start DATA EXTRACT

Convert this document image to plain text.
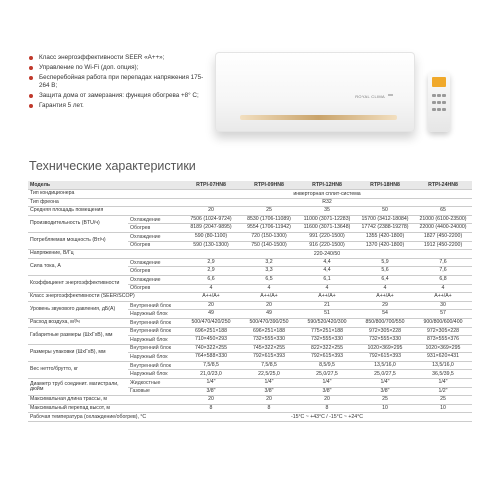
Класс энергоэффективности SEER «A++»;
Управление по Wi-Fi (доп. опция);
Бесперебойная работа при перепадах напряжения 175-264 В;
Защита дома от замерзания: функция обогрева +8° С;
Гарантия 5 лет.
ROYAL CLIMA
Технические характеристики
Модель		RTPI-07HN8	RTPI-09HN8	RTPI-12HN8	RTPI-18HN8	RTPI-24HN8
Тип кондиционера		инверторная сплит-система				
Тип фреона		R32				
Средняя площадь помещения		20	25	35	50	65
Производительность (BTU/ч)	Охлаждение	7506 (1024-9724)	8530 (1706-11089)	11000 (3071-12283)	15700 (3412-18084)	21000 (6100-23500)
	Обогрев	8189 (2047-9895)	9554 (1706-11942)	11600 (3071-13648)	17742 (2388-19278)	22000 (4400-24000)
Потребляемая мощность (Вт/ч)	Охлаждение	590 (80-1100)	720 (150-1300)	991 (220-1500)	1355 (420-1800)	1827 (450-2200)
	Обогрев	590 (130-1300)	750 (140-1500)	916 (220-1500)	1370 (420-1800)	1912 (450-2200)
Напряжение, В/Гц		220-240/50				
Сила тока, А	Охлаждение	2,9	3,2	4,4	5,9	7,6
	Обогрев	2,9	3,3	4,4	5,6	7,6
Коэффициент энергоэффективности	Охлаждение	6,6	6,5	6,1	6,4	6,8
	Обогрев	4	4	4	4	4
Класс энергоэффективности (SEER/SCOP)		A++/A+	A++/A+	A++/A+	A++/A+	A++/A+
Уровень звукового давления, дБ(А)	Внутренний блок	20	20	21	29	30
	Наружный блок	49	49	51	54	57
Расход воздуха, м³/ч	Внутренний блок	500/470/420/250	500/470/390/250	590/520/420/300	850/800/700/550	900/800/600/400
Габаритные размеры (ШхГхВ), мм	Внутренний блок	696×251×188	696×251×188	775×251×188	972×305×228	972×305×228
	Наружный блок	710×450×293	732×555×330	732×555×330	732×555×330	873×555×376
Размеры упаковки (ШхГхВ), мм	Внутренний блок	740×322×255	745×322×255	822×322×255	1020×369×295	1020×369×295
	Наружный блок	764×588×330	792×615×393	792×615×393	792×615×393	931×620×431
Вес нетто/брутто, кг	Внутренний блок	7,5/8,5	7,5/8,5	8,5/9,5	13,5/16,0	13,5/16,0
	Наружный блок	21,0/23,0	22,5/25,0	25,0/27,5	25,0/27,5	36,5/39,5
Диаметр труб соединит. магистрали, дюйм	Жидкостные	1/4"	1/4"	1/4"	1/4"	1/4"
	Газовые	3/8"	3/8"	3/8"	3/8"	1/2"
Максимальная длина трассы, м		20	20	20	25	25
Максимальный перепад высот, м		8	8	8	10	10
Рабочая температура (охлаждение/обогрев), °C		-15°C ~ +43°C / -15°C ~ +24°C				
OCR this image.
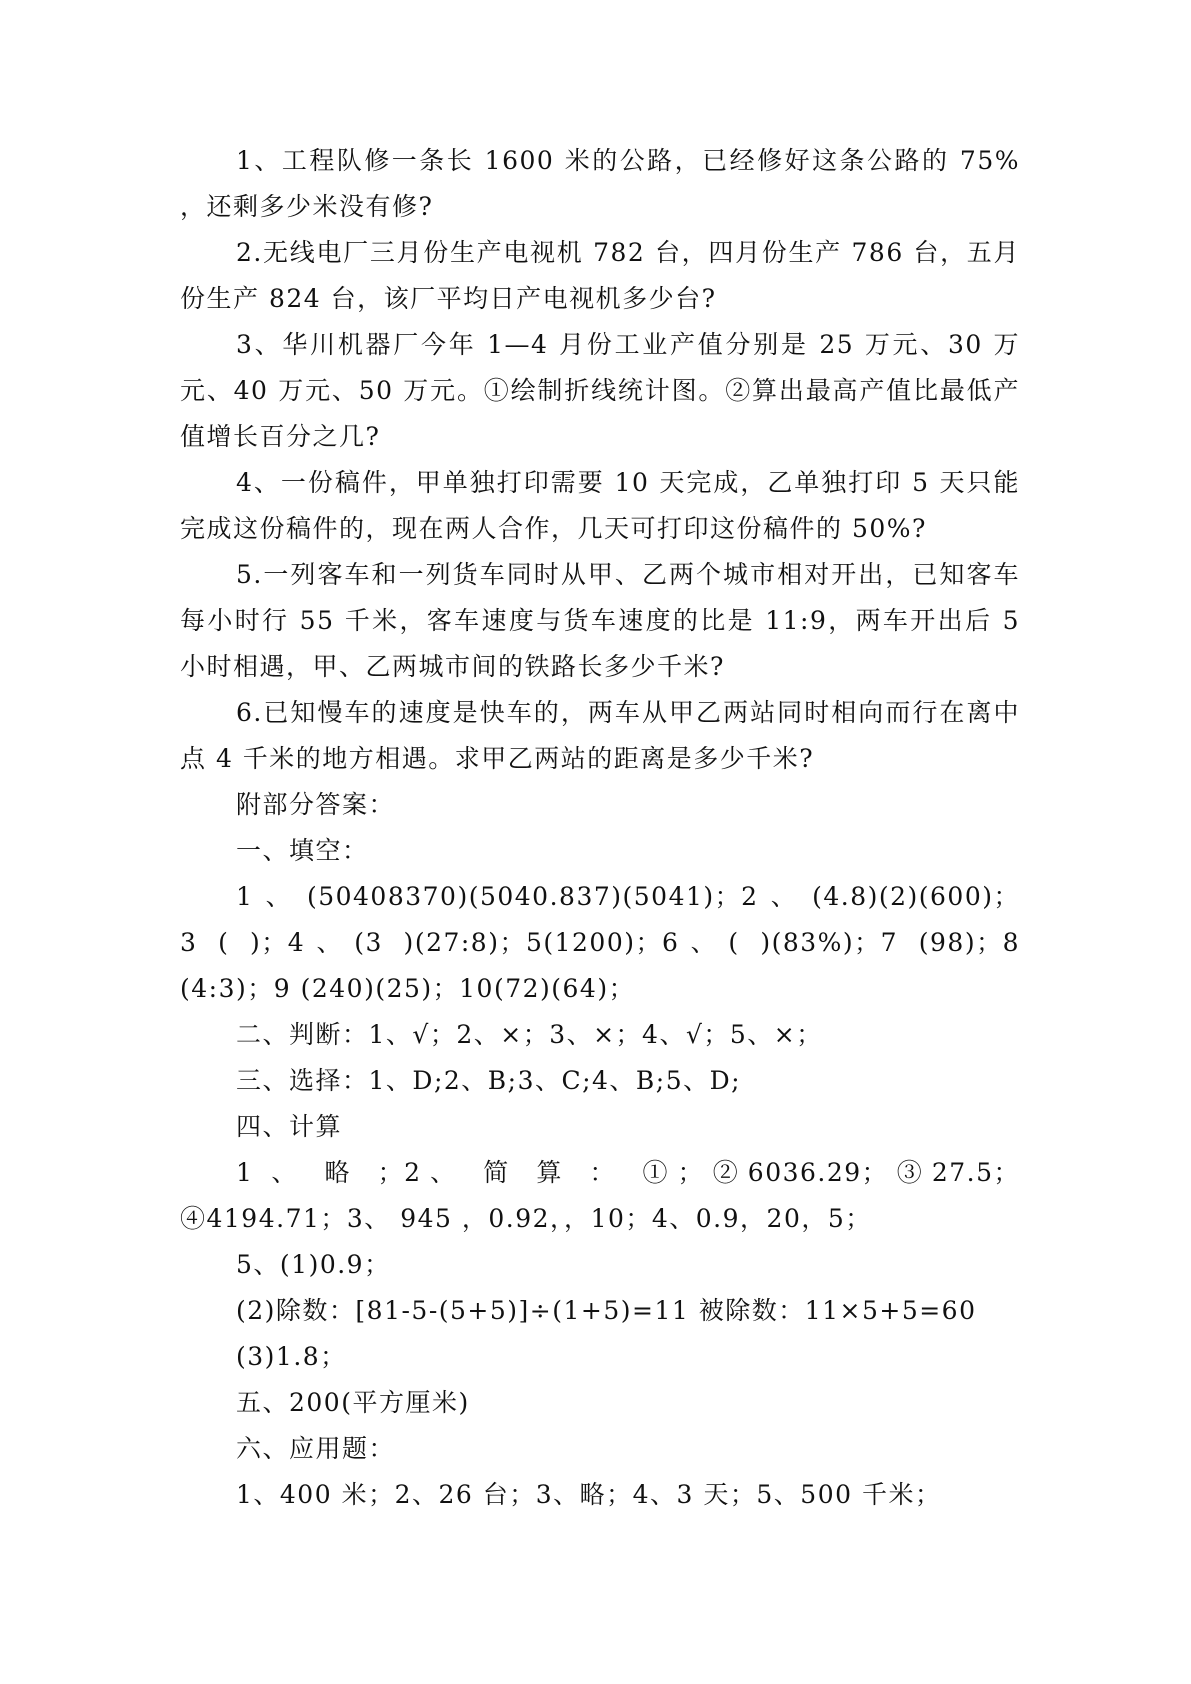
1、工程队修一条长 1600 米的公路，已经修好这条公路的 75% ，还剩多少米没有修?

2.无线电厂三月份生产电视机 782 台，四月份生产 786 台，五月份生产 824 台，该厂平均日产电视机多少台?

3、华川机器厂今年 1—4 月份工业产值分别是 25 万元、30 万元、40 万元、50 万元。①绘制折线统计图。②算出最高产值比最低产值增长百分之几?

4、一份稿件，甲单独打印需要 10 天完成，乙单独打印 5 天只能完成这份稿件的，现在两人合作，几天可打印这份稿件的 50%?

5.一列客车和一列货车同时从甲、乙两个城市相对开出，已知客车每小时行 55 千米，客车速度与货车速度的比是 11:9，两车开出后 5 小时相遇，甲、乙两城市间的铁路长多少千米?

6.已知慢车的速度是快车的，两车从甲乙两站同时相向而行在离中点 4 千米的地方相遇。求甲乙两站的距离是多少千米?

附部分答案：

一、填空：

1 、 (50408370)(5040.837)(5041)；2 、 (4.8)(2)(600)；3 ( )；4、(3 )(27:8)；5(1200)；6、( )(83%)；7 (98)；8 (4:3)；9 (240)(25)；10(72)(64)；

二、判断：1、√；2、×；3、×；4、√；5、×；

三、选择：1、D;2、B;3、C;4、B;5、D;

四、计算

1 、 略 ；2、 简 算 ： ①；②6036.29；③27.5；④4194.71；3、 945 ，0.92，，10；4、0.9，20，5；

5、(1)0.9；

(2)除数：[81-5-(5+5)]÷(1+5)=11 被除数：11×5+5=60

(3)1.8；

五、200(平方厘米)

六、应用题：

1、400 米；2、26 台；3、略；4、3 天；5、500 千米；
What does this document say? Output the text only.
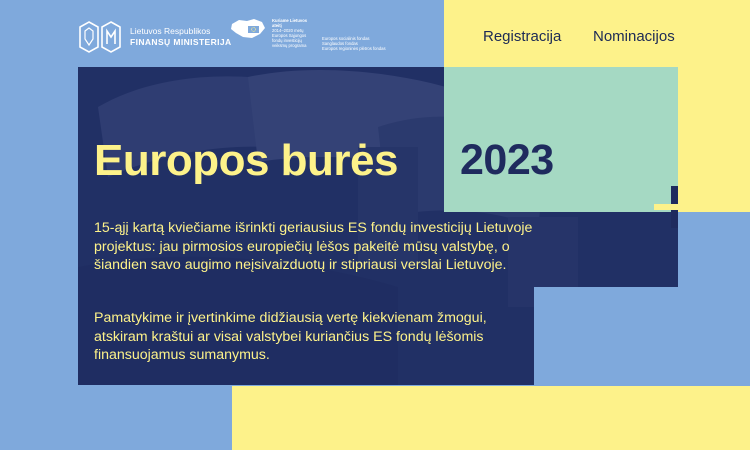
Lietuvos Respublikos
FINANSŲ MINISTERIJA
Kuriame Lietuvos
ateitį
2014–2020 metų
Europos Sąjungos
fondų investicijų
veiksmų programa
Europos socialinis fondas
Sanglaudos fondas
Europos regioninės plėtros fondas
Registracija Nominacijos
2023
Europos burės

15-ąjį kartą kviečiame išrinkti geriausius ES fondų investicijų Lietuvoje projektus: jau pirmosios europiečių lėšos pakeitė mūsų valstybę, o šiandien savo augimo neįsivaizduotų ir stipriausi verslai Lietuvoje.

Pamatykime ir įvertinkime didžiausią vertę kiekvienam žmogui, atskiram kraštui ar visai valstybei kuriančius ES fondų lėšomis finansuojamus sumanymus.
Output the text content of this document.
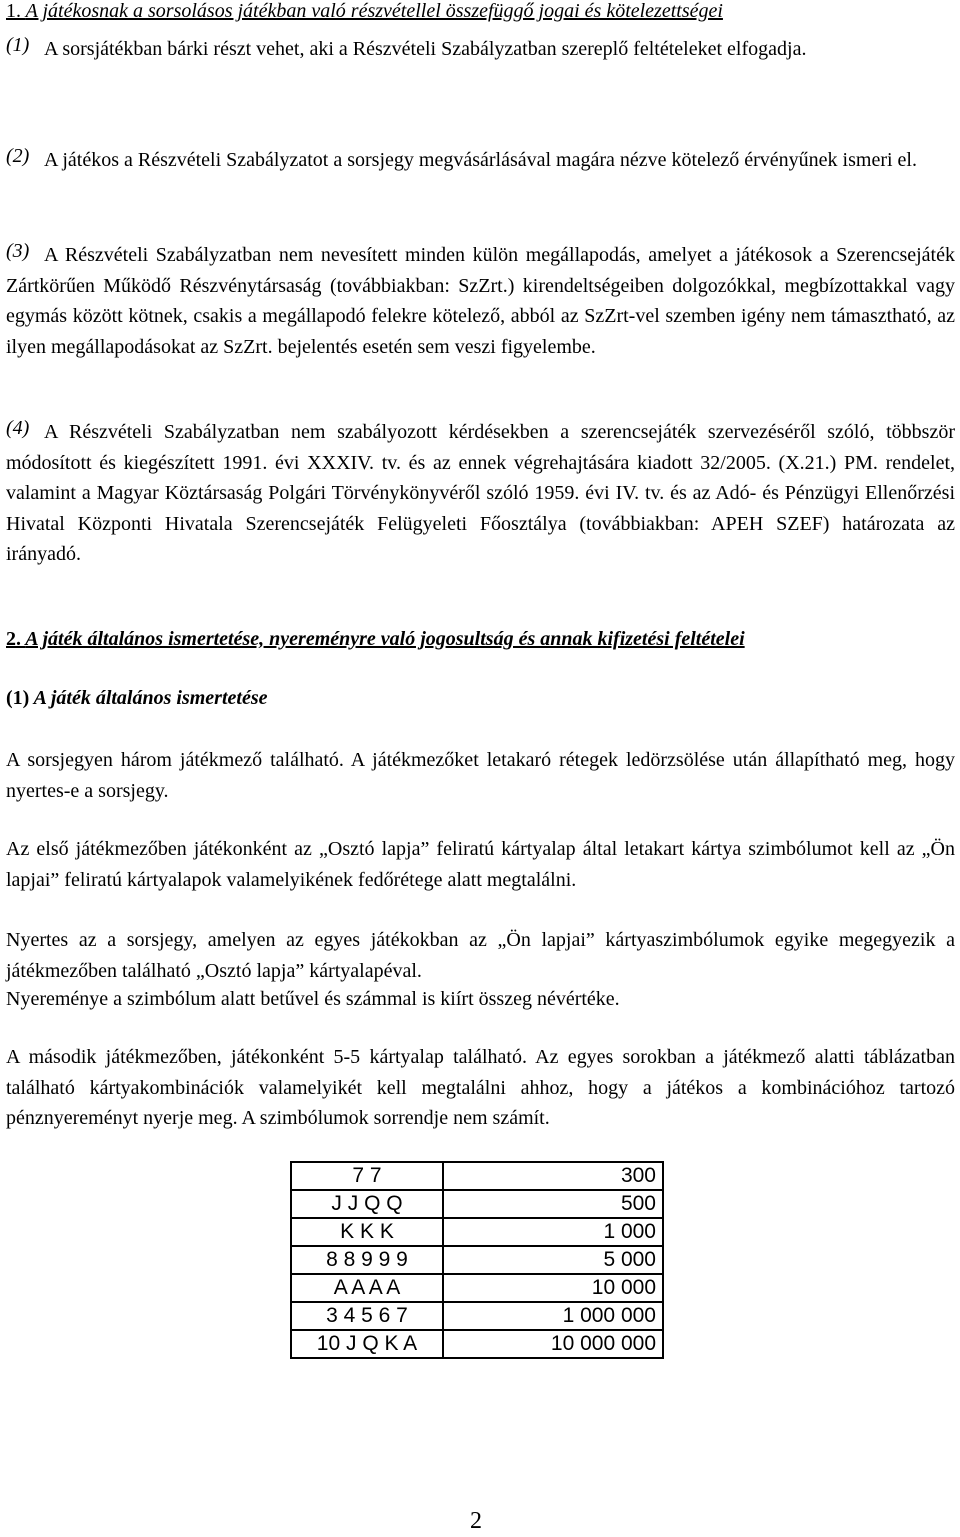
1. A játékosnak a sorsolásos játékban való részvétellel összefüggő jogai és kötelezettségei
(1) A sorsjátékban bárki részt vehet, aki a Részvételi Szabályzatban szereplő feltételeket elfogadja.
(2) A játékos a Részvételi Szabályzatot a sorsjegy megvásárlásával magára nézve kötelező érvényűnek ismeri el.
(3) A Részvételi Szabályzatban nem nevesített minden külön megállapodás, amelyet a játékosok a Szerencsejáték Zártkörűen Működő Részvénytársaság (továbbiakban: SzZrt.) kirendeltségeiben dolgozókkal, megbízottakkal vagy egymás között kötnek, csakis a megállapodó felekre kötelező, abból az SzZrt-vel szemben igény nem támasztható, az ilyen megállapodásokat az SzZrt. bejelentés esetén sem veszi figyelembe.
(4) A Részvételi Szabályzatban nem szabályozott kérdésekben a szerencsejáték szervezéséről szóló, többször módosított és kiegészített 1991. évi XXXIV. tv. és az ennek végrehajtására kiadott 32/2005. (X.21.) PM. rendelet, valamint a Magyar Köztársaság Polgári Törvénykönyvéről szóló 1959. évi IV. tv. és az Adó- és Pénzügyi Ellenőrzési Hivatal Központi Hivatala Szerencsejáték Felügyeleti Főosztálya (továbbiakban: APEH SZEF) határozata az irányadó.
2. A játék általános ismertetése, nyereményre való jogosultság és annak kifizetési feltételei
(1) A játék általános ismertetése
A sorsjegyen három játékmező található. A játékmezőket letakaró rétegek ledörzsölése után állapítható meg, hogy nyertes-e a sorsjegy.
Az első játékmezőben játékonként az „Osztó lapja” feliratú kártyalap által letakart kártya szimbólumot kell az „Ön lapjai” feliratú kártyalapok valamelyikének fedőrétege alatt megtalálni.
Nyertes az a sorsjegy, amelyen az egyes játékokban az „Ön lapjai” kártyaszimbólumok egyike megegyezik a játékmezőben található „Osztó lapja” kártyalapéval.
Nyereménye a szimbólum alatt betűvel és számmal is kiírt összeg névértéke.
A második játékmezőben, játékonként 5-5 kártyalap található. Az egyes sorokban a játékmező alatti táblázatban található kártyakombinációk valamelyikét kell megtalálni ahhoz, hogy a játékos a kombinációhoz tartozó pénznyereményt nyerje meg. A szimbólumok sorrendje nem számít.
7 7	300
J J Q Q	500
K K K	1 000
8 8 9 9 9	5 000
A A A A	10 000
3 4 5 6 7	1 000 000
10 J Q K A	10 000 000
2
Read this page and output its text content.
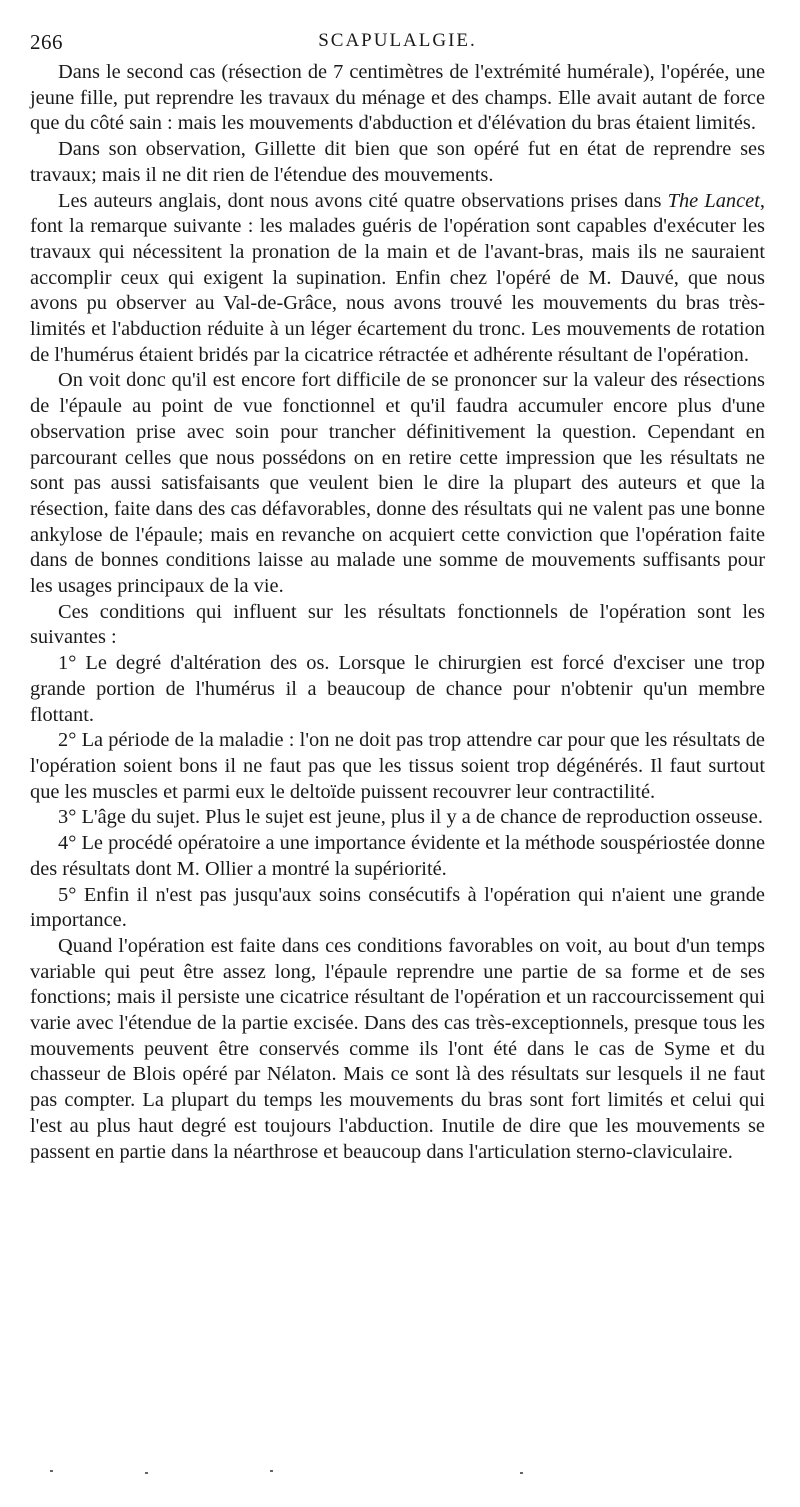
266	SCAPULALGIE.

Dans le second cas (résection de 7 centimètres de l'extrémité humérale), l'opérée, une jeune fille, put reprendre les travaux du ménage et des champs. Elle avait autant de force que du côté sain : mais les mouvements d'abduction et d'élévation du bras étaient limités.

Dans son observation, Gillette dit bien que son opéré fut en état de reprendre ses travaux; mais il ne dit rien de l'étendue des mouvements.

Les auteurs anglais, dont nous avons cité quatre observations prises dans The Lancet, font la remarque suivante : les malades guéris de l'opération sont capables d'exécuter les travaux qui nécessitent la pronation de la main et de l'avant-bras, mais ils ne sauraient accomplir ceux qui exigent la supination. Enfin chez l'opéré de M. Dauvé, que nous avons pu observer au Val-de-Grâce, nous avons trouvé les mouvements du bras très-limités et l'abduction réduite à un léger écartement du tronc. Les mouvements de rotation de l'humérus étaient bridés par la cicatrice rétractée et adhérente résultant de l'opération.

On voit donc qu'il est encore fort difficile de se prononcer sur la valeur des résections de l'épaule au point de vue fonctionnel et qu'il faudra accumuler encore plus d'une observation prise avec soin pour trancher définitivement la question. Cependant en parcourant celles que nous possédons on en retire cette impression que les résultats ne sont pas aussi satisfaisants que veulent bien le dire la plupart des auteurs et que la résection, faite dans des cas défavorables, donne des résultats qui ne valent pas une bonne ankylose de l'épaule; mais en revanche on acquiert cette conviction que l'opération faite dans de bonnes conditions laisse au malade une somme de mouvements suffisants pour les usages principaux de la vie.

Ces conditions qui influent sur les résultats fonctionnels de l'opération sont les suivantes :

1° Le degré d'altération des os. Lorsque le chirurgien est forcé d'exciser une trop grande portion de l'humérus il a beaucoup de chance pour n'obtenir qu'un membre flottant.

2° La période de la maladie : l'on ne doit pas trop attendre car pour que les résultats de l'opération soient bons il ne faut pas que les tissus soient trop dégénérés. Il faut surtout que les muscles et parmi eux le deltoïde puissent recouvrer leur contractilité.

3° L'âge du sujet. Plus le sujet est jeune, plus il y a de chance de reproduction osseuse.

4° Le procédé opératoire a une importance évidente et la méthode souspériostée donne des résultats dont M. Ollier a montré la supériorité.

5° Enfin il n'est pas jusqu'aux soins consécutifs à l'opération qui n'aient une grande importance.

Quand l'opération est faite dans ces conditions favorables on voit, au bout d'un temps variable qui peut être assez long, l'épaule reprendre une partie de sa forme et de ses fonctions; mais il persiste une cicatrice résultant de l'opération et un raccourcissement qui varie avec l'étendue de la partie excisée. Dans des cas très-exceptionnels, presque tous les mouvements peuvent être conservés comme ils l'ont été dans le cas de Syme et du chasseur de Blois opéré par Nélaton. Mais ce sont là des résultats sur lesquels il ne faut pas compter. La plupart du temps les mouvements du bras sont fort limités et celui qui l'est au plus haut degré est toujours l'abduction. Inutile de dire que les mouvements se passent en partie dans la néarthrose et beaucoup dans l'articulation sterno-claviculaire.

end DATA EXTRACT

Report how many lines of the preceding records include "fondų". Output the number only.

3